** INSTRUCTIONS TO FOLLOW **
Below are some records; give them all again exactly, but not the pictures.

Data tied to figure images
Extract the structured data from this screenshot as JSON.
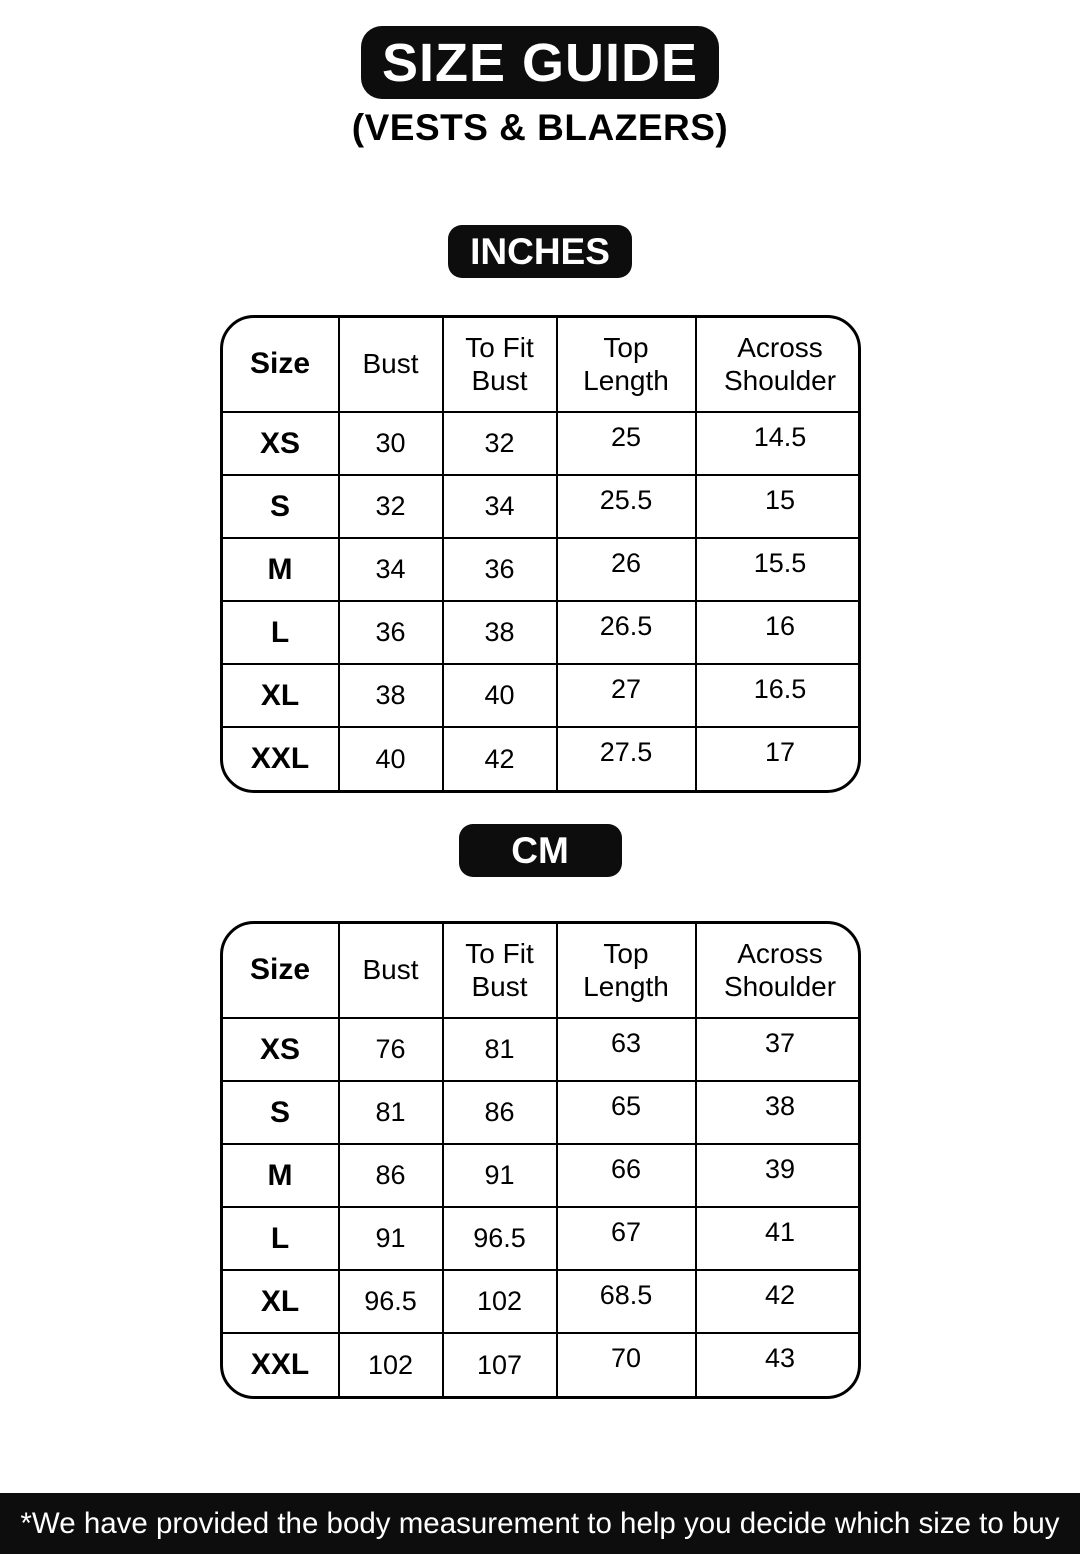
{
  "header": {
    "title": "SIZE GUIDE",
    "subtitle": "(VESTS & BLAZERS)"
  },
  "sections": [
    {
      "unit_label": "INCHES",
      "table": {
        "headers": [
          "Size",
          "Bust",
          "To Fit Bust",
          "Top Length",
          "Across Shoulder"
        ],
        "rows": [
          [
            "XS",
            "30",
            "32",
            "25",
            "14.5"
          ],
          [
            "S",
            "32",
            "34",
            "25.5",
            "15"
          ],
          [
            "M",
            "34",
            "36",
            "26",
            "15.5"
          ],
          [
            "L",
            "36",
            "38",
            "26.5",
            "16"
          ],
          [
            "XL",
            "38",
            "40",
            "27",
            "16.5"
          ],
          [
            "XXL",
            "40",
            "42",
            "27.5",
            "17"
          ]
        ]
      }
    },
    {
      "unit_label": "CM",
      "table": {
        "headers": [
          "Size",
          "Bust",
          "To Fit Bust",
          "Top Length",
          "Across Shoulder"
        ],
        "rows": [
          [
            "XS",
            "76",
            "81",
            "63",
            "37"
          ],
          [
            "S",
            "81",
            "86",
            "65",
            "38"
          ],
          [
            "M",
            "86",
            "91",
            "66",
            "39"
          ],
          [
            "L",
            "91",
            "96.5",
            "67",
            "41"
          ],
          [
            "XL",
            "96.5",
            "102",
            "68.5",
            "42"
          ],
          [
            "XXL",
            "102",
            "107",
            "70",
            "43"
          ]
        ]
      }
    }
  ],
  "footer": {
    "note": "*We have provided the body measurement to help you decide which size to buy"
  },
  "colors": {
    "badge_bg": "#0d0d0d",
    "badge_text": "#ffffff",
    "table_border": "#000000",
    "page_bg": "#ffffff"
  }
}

** TASK ANSWER **
Extract the structured data from this screenshot as JSON.
{
  "header": {
    "title": "SIZE GUIDE",
    "subtitle": "(VESTS & BLAZERS)"
  },
  "sections": [
    {
      "unit_label": "INCHES",
      "table": {
        "headers": [
          "Size",
          "Bust",
          "To Fit Bust",
          "Top Length",
          "Across Shoulder"
        ],
        "rows": [
          [
            "XS",
            "30",
            "32",
            "25",
            "14.5"
          ],
          [
            "S",
            "32",
            "34",
            "25.5",
            "15"
          ],
          [
            "M",
            "34",
            "36",
            "26",
            "15.5"
          ],
          [
            "L",
            "36",
            "38",
            "26.5",
            "16"
          ],
          [
            "XL",
            "38",
            "40",
            "27",
            "16.5"
          ],
          [
            "XXL",
            "40",
            "42",
            "27.5",
            "17"
          ]
        ]
      }
    },
    {
      "unit_label": "CM",
      "table": {
        "headers": [
          "Size",
          "Bust",
          "To Fit Bust",
          "Top Length",
          "Across Shoulder"
        ],
        "rows": [
          [
            "XS",
            "76",
            "81",
            "63",
            "37"
          ],
          [
            "S",
            "81",
            "86",
            "65",
            "38"
          ],
          [
            "M",
            "86",
            "91",
            "66",
            "39"
          ],
          [
            "L",
            "91",
            "96.5",
            "67",
            "41"
          ],
          [
            "XL",
            "96.5",
            "102",
            "68.5",
            "42"
          ],
          [
            "XXL",
            "102",
            "107",
            "70",
            "43"
          ]
        ]
      }
    }
  ],
  "footer": {
    "note": "*We have provided the body measurement to help you decide which size to buy"
  },
  "colors": {
    "badge_bg": "#0d0d0d",
    "badge_text": "#ffffff",
    "table_border": "#000000",
    "page_bg": "#ffffff"
  }
}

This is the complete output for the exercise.